__Source material__

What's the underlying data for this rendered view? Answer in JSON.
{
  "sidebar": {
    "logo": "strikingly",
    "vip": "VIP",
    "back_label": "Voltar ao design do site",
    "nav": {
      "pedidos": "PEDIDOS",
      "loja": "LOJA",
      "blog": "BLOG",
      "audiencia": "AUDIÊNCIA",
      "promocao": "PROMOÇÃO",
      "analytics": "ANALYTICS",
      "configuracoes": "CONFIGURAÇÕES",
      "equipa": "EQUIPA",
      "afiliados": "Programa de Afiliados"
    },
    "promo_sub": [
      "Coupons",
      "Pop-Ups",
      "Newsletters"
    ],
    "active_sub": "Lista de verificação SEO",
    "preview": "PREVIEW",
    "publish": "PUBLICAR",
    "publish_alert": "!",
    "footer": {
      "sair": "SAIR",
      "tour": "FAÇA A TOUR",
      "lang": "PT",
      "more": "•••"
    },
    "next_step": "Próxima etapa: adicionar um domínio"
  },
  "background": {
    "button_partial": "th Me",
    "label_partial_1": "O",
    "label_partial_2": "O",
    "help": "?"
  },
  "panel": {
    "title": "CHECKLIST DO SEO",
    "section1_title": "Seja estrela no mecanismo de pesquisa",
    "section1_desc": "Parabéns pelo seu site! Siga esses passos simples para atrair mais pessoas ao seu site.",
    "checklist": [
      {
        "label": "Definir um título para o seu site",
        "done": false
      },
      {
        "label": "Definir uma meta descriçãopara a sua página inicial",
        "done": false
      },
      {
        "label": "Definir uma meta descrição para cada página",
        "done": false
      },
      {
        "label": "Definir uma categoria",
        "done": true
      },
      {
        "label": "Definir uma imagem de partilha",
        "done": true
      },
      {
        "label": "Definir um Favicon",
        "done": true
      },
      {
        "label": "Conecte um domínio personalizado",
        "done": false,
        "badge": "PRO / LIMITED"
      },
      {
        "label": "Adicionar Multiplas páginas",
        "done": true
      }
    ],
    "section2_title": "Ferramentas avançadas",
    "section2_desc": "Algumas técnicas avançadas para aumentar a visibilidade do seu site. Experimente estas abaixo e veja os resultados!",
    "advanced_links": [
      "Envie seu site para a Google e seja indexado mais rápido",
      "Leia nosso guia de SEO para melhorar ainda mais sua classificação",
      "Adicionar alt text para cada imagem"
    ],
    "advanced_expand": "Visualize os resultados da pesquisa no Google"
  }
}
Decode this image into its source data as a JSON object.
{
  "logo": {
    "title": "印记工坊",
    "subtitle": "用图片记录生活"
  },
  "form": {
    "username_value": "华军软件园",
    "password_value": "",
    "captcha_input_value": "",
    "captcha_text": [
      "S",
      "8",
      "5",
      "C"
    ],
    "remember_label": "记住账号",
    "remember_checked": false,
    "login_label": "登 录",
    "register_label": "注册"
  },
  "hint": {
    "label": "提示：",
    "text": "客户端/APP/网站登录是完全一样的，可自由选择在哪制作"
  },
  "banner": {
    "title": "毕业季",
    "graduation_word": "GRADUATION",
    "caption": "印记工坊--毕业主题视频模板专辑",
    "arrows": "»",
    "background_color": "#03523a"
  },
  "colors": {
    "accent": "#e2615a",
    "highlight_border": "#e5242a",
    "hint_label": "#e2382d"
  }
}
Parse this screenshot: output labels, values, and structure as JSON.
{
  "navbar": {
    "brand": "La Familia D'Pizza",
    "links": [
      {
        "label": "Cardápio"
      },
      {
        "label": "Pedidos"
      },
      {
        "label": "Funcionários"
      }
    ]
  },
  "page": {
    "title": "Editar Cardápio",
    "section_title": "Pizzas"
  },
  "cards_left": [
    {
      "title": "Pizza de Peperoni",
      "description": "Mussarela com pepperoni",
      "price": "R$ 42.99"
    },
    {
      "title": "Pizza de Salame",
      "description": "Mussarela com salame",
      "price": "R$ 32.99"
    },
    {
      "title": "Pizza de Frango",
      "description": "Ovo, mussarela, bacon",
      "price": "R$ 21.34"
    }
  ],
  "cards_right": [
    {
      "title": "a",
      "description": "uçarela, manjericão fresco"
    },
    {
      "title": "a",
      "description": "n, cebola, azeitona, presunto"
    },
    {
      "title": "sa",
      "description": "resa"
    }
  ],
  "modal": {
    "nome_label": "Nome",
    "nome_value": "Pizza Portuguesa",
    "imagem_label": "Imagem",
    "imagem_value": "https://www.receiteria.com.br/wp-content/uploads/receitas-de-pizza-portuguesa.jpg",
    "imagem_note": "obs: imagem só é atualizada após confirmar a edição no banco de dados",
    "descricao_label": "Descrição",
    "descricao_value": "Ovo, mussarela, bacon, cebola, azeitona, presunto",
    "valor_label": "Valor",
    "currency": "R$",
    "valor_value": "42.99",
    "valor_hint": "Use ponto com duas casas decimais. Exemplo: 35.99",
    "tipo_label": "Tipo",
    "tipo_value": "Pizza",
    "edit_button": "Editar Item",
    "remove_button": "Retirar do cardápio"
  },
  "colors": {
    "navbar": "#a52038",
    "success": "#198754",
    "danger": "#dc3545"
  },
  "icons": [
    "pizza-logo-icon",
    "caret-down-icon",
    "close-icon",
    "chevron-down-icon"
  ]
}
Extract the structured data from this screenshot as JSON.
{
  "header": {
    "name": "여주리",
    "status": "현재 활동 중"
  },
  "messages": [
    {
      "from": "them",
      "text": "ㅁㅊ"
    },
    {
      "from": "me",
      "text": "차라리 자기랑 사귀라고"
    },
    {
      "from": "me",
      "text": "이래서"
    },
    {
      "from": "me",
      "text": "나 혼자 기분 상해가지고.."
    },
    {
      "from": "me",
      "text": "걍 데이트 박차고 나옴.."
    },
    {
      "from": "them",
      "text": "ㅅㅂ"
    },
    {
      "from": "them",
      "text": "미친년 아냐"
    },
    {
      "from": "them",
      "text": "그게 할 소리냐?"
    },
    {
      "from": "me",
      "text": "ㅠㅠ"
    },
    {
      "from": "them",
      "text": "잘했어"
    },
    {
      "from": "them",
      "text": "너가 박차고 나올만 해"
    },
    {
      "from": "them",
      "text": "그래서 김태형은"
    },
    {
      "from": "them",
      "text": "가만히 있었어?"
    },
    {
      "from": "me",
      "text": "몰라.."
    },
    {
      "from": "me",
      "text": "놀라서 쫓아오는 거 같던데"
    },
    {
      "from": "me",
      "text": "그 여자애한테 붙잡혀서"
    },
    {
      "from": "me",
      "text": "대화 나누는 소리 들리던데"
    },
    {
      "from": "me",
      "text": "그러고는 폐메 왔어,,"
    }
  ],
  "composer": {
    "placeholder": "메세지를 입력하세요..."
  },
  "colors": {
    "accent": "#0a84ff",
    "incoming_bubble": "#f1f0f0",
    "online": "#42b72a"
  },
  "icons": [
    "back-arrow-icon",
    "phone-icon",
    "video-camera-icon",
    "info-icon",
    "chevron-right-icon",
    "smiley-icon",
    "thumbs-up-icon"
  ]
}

__Do this__
Repeat the listing in full, keeping every line exactly as it is.

__Exercise output__
What's the underlying data for this rendered view? Answer in JSON.
{
  "sidebar": {
    "logo": "strikingly",
    "vip": "VIP",
    "back_label": "Voltar ao design do site",
    "nav": {
      "pedidos": "PEDIDOS",
      "loja": "LOJA",
      "blog": "BLOG",
      "audiencia": "AUDIÊNCIA",
      "promocao": "PROMOÇÃO",
      "analytics": "ANALYTICS",
      "configuracoes": "CONFIGURAÇÕES",
      "equipa": "EQUIPA",
      "afiliados": "Programa de Afiliados"
    },
    "promo_sub": [
      "Coupons",
      "Pop-Ups",
      "Newsletters"
    ],
    "active_sub": "Lista de verificação SEO",
    "preview": "PREVIEW",
    "publish": "PUBLICAR",
    "publish_alert": "!",
    "footer": {
      "sair": "SAIR",
      "tour": "FAÇA A TOUR",
      "lang": "PT",
      "more": "•••"
    },
    "next_step": "Próxima etapa: adicionar um domínio"
  },
  "background": {
    "button_partial": "th Me",
    "label_partial_1": "O",
    "label_partial_2": "O",
    "help": "?"
  },
  "panel": {
    "title": "CHECKLIST DO SEO",
    "section1_title": "Seja estrela no mecanismo de pesquisa",
    "section1_desc": "Parabéns pelo seu site! Siga esses passos simples para atrair mais pessoas ao seu site.",
    "checklist": [
      {
        "label": "Definir um título para o seu site",
        "done": false
      },
      {
        "label": "Definir uma meta descriçãopara a sua página inicial",
        "done": false
      },
      {
        "label": "Definir uma meta descrição para cada página",
        "done": false
      },
      {
        "label": "Definir uma categoria",
        "done": true
      },
      {
        "label": "Definir uma imagem de partilha",
        "done": true
      },
      {
        "label": "Definir um Favicon",
        "done": true
      },
      {
        "label": "Conecte um domínio personalizado",
        "done": false,
        "badge": "PRO / LIMITED"
      },
      {
        "label": "Adicionar Multiplas páginas",
        "done": true
      }
    ],
    "section2_title": "Ferramentas avançadas",
    "section2_desc": "Algumas técnicas avançadas para aumentar a visibilidade do seu site. Experimente estas abaixo e veja os resultados!",
    "advanced_links": [
      "Envie seu site para a Google e seja indexado mais rápido",
      "Leia nosso guia de SEO para melhorar ainda mais sua classificação",
      "Adicionar alt text para cada imagem"
    ],
    "advanced_expand": "Visualize os resultados da pesquisa no Google"
  }
}
Decode this image into its source data as a JSON object.
{
  "logo": {
    "title": "印记工坊",
    "subtitle": "用图片记录生活"
  },
  "form": {
    "username_value": "华军软件园",
    "password_value": "",
    "captcha_input_value": "",
    "captcha_text": [
      "S",
      "8",
      "5",
      "C"
    ],
    "remember_label": "记住账号",
    "remember_checked": false,
    "login_label": "登 录",
    "register_label": "注册"
  },
  "hint": {
    "label": "提示：",
    "text": "客户端/APP/网站登录是完全一样的，可自由选择在哪制作"
  },
  "banner": {
    "title": "毕业季",
    "graduation_word": "GRADUATION",
    "caption": "印记工坊--毕业主题视频模板专辑",
    "arrows": "»",
    "background_color": "#03523a"
  },
  "colors": {
    "accent": "#e2615a",
    "highlight_border": "#e5242a",
    "hint_label": "#e2382d"
  }
}
Parse this screenshot: output labels, values, and structure as JSON.
{
  "navbar": {
    "brand": "La Familia D'Pizza",
    "links": [
      {
        "label": "Cardápio"
      },
      {
        "label": "Pedidos"
      },
      {
        "label": "Funcionários"
      }
    ]
  },
  "page": {
    "title": "Editar Cardápio",
    "section_title": "Pizzas"
  },
  "cards_left": [
    {
      "title": "Pizza de Peperoni",
      "description": "Mussarela com pepperoni",
      "price": "R$ 42.99"
    },
    {
      "title": "Pizza de Salame",
      "description": "Mussarela com salame",
      "price": "R$ 32.99"
    },
    {
      "title": "Pizza de Frango",
      "description": "Ovo, mussarela, bacon",
      "price": "R$ 21.34"
    }
  ],
  "cards_right": [
    {
      "title": "a",
      "description": "uçarela, manjericão fresco"
    },
    {
      "title": "a",
      "description": "n, cebola, azeitona, presunto"
    },
    {
      "title": "sa",
      "description": "resa"
    }
  ],
  "modal": {
    "nome_label": "Nome",
    "nome_value": "Pizza Portuguesa",
    "imagem_label": "Imagem",
    "imagem_value": "https://www.receiteria.com.br/wp-content/uploads/receitas-de-pizza-portuguesa.jpg",
    "imagem_note": "obs: imagem só é atualizada após confirmar a edição no banco de dados",
    "descricao_label": "Descrição",
    "descricao_value": "Ovo, mussarela, bacon, cebola, azeitona, presunto",
    "valor_label": "Valor",
    "currency": "R$",
    "valor_value": "42.99",
    "valor_hint": "Use ponto com duas casas decimais. Exemplo: 35.99",
    "tipo_label": "Tipo",
    "tipo_value": "Pizza",
    "edit_button": "Editar Item",
    "remove_button": "Retirar do cardápio"
  },
  "colors": {
    "navbar": "#a52038",
    "success": "#198754",
    "danger": "#dc3545"
  },
  "icons": [
    "pizza-logo-icon",
    "caret-down-icon",
    "close-icon",
    "chevron-down-icon"
  ]
}
Extract the structured data from this screenshot as JSON.
{
  "header": {
    "name": "여주리",
    "status": "현재 활동 중"
  },
  "messages": [
    {
      "from": "them",
      "text": "ㅁㅊ"
    },
    {
      "from": "me",
      "text": "차라리 자기랑 사귀라고"
    },
    {
      "from": "me",
      "text": "이래서"
    },
    {
      "from": "me",
      "text": "나 혼자 기분 상해가지고.."
    },
    {
      "from": "me",
      "text": "걍 데이트 박차고 나옴.."
    },
    {
      "from": "them",
      "text": "ㅅㅂ"
    },
    {
      "from": "them",
      "text": "미친년 아냐"
    },
    {
      "from": "them",
      "text": "그게 할 소리냐?"
    },
    {
      "from": "me",
      "text": "ㅠㅠ"
    },
    {
      "from": "them",
      "text": "잘했어"
    },
    {
      "from": "them",
      "text": "너가 박차고 나올만 해"
    },
    {
      "from": "them",
      "text": "그래서 김태형은"
    },
    {
      "from": "them",
      "text": "가만히 있었어?"
    },
    {
      "from": "me",
      "text": "몰라.."
    },
    {
      "from": "me",
      "text": "놀라서 쫓아오는 거 같던데"
    },
    {
      "from": "me",
      "text": "그 여자애한테 붙잡혀서"
    },
    {
      "from": "me",
      "text": "대화 나누는 소리 들리던데"
    },
    {
      "from": "me",
      "text": "그러고는 폐메 왔어,,"
    }
  ],
  "composer": {
    "placeholder": "메세지를 입력하세요..."
  },
  "colors": {
    "accent": "#0a84ff",
    "incoming_bubble": "#f1f0f0",
    "online": "#42b72a"
  },
  "icons": [
    "back-arrow-icon",
    "phone-icon",
    "video-camera-icon",
    "info-icon",
    "chevron-right-icon",
    "smiley-icon",
    "thumbs-up-icon"
  ]
}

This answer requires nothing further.